[Set exercise]
Copy the material that follows word for word and omit its pictures.

[Begin Records shown]

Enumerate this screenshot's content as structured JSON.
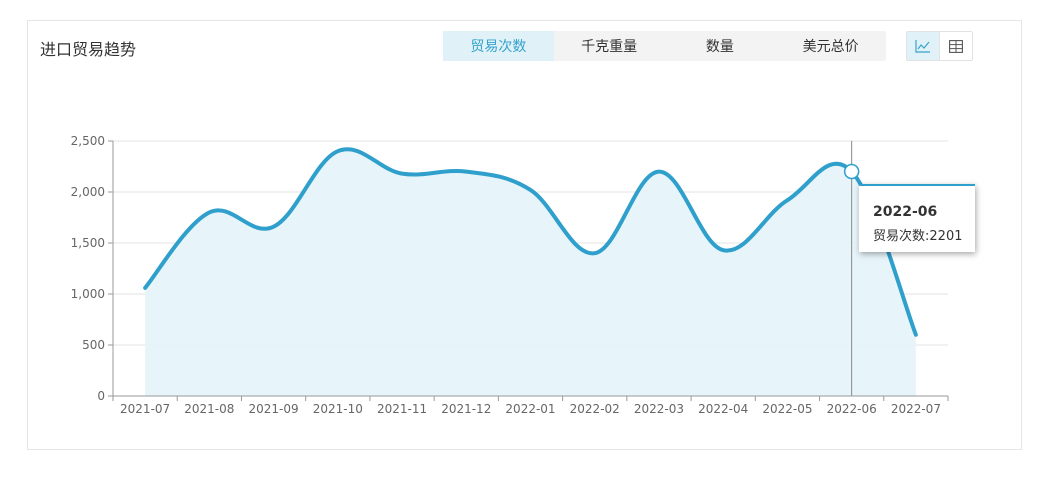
{
  "header": {
    "title": "进口贸易趋势"
  },
  "tabs": [
    {
      "label": "贸易次数",
      "active": true
    },
    {
      "label": "千克重量",
      "active": false
    },
    {
      "label": "数量",
      "active": false
    },
    {
      "label": "美元总价",
      "active": false
    }
  ],
  "view_toggle": {
    "line_icon": "line-chart-icon",
    "table_icon": "table-icon"
  },
  "colors": {
    "accent": "#2f9fcc",
    "area": "#e4f4fa",
    "active_tab_bg": "#e0f1f8"
  },
  "tooltip": {
    "title": "2022-06",
    "label": "贸易次数",
    "value": "2201"
  },
  "chart_data": {
    "type": "area",
    "x": [
      "2021-07",
      "2021-08",
      "2021-09",
      "2021-10",
      "2021-11",
      "2021-12",
      "2022-01",
      "2022-02",
      "2022-03",
      "2022-04",
      "2022-05",
      "2022-06",
      "2022-07"
    ],
    "series": [
      {
        "name": "贸易次数",
        "values": [
          1060,
          1800,
          1660,
          2400,
          2180,
          2200,
          2020,
          1400,
          2200,
          1430,
          1920,
          2201,
          600
        ]
      }
    ],
    "y_ticks": [
      "0",
      "500",
      "1,000",
      "1,500",
      "2,000",
      "2,500"
    ],
    "ylim": [
      0,
      2500
    ],
    "grid": true,
    "highlighted_index": 11
  }
}
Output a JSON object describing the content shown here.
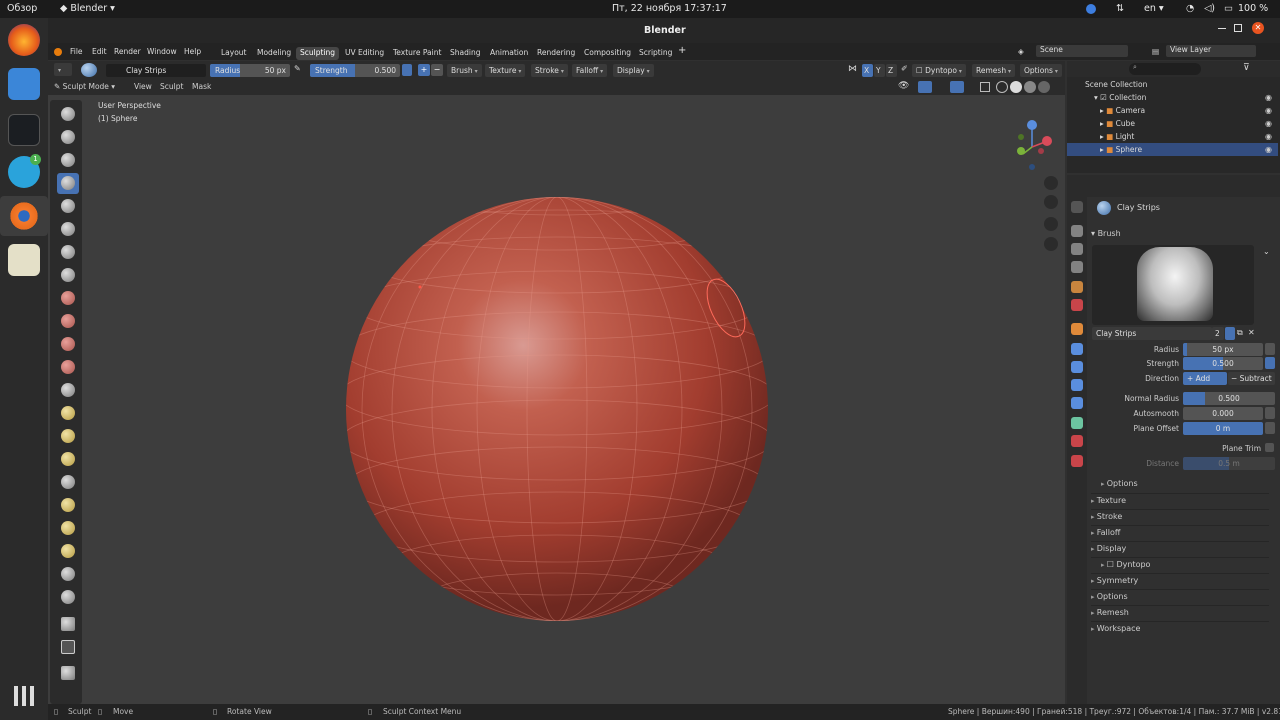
{
  "topbar": {
    "overview": "Обзор",
    "app": "Blender",
    "datetime": "Пт, 22 ноября  17:37:17",
    "lang": "en",
    "battery": "100 %"
  },
  "window": {
    "title": "Blender"
  },
  "menu": [
    "File",
    "Edit",
    "Render",
    "Window",
    "Help"
  ],
  "workspaces": [
    "Layout",
    "Modeling",
    "Sculpting",
    "UV Editing",
    "Texture Paint",
    "Shading",
    "Animation",
    "Rendering",
    "Compositing",
    "Scripting"
  ],
  "active_workspace": "Sculpting",
  "scene": {
    "scene_name": "Scene",
    "view_layer": "View Layer"
  },
  "tool_header": {
    "brush": "Clay Strips",
    "radius_label": "Radius",
    "radius": "50 px",
    "strength_label": "Strength",
    "strength": "0.500",
    "brush_menu": "Brush",
    "texture_menu": "Texture",
    "stroke_menu": "Stroke",
    "falloff_menu": "Falloff",
    "display_menu": "Display",
    "axes": [
      "X",
      "Y",
      "Z"
    ],
    "dyntopo": "Dyntopo",
    "remesh": "Remesh",
    "options": "Options"
  },
  "viewport_header": {
    "mode": "Sculpt Mode",
    "view": "View",
    "sculpt": "Sculpt",
    "mask": "Mask"
  },
  "viewport": {
    "perspective": "User Perspective",
    "object": "(1) Sphere"
  },
  "outliner": {
    "root": "Scene Collection",
    "collection": "Collection",
    "items": [
      "Camera",
      "Cube",
      "Light",
      "Sphere"
    ]
  },
  "properties": {
    "title": "Clay Strips",
    "brush_panel": "Brush",
    "brush_name": "Clay Strips",
    "users": "2",
    "fields": [
      {
        "label": "Radius",
        "value": "50 px"
      },
      {
        "label": "Strength",
        "value": "0.500"
      },
      {
        "label": "Normal Radius",
        "value": "0.500"
      },
      {
        "label": "Autosmooth",
        "value": "0.000"
      },
      {
        "label": "Plane Offset",
        "value": "0 m"
      },
      {
        "label": "Distance",
        "value": "0.5 m"
      }
    ],
    "direction_label": "Direction",
    "add": "Add",
    "subtract": "Subtract",
    "plane_trim": "Plane Trim",
    "options_sub": "Options",
    "sections": [
      "Texture",
      "Stroke",
      "Falloff",
      "Display",
      "Dyntopo",
      "Symmetry",
      "Options",
      "Remesh",
      "Workspace"
    ]
  },
  "statusbar": {
    "sculpt": "Sculpt",
    "move": "Move",
    "rotate": "Rotate View",
    "context": "Sculpt Context Menu",
    "stats": "Sphere | Вершин:490 | Граней:518 | Треуг.:972 | Объектов:1/4 | Пам.: 37.7 MiB | v2.81.16"
  },
  "colors": {
    "accent": "#4772b3",
    "sphere": "#b9473a",
    "header": "#232323",
    "panel": "#303030",
    "viewport_bg": "#3c3c3c"
  }
}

[End Records shown]

[Answer for the task]
Enumerate this screenshot's content as structured JSON.
{
  "header": {
    "title": "进口贸易趋势"
  },
  "tabs": [
    {
      "label": "贸易次数",
      "active": true
    },
    {
      "label": "千克重量",
      "active": false
    },
    {
      "label": "数量",
      "active": false
    },
    {
      "label": "美元总价",
      "active": false
    }
  ],
  "view_toggle": {
    "line_icon": "line-chart-icon",
    "table_icon": "table-icon"
  },
  "colors": {
    "accent": "#2f9fcc",
    "area": "#e4f4fa",
    "active_tab_bg": "#e0f1f8"
  },
  "tooltip": {
    "title": "2022-06",
    "label": "贸易次数",
    "value": "2201"
  },
  "chart_data": {
    "type": "area",
    "x": [
      "2021-07",
      "2021-08",
      "2021-09",
      "2021-10",
      "2021-11",
      "2021-12",
      "2022-01",
      "2022-02",
      "2022-03",
      "2022-04",
      "2022-05",
      "2022-06",
      "2022-07"
    ],
    "series": [
      {
        "name": "贸易次数",
        "values": [
          1060,
          1800,
          1660,
          2400,
          2180,
          2200,
          2020,
          1400,
          2200,
          1430,
          1920,
          2201,
          600
        ]
      }
    ],
    "y_ticks": [
      "0",
      "500",
      "1,000",
      "1,500",
      "2,000",
      "2,500"
    ],
    "ylim": [
      0,
      2500
    ],
    "grid": true,
    "highlighted_index": 11
  }
}
Output a JSON object describing the content shown here.
{
  "topbar": {
    "overview": "Обзор",
    "app": "Blender",
    "datetime": "Пт, 22 ноября  17:37:17",
    "lang": "en",
    "battery": "100 %"
  },
  "window": {
    "title": "Blender"
  },
  "menu": [
    "File",
    "Edit",
    "Render",
    "Window",
    "Help"
  ],
  "workspaces": [
    "Layout",
    "Modeling",
    "Sculpting",
    "UV Editing",
    "Texture Paint",
    "Shading",
    "Animation",
    "Rendering",
    "Compositing",
    "Scripting"
  ],
  "active_workspace": "Sculpting",
  "scene": {
    "scene_name": "Scene",
    "view_layer": "View Layer"
  },
  "tool_header": {
    "brush": "Clay Strips",
    "radius_label": "Radius",
    "radius": "50 px",
    "strength_label": "Strength",
    "strength": "0.500",
    "brush_menu": "Brush",
    "texture_menu": "Texture",
    "stroke_menu": "Stroke",
    "falloff_menu": "Falloff",
    "display_menu": "Display",
    "axes": [
      "X",
      "Y",
      "Z"
    ],
    "dyntopo": "Dyntopo",
    "remesh": "Remesh",
    "options": "Options"
  },
  "viewport_header": {
    "mode": "Sculpt Mode",
    "view": "View",
    "sculpt": "Sculpt",
    "mask": "Mask"
  },
  "viewport": {
    "perspective": "User Perspective",
    "object": "(1) Sphere"
  },
  "outliner": {
    "root": "Scene Collection",
    "collection": "Collection",
    "items": [
      "Camera",
      "Cube",
      "Light",
      "Sphere"
    ]
  },
  "properties": {
    "title": "Clay Strips",
    "brush_panel": "Brush",
    "brush_name": "Clay Strips",
    "users": "2",
    "fields": [
      {
        "label": "Radius",
        "value": "50 px"
      },
      {
        "label": "Strength",
        "value": "0.500"
      },
      {
        "label": "Normal Radius",
        "value": "0.500"
      },
      {
        "label": "Autosmooth",
        "value": "0.000"
      },
      {
        "label": "Plane Offset",
        "value": "0 m"
      },
      {
        "label": "Distance",
        "value": "0.5 m"
      }
    ],
    "direction_label": "Direction",
    "add": "Add",
    "subtract": "Subtract",
    "plane_trim": "Plane Trim",
    "options_sub": "Options",
    "sections": [
      "Texture",
      "Stroke",
      "Falloff",
      "Display",
      "Dyntopo",
      "Symmetry",
      "Options",
      "Remesh",
      "Workspace"
    ]
  },
  "statusbar": {
    "sculpt": "Sculpt",
    "move": "Move",
    "rotate": "Rotate View",
    "context": "Sculpt Context Menu",
    "stats": "Sphere | Вершин:490 | Граней:518 | Треуг.:972 | Объектов:1/4 | Пам.: 37.7 MiB | v2.81.16"
  },
  "colors": {
    "accent": "#4772b3",
    "sphere": "#b9473a",
    "header": "#232323",
    "panel": "#303030",
    "viewport_bg": "#3c3c3c"
  }
}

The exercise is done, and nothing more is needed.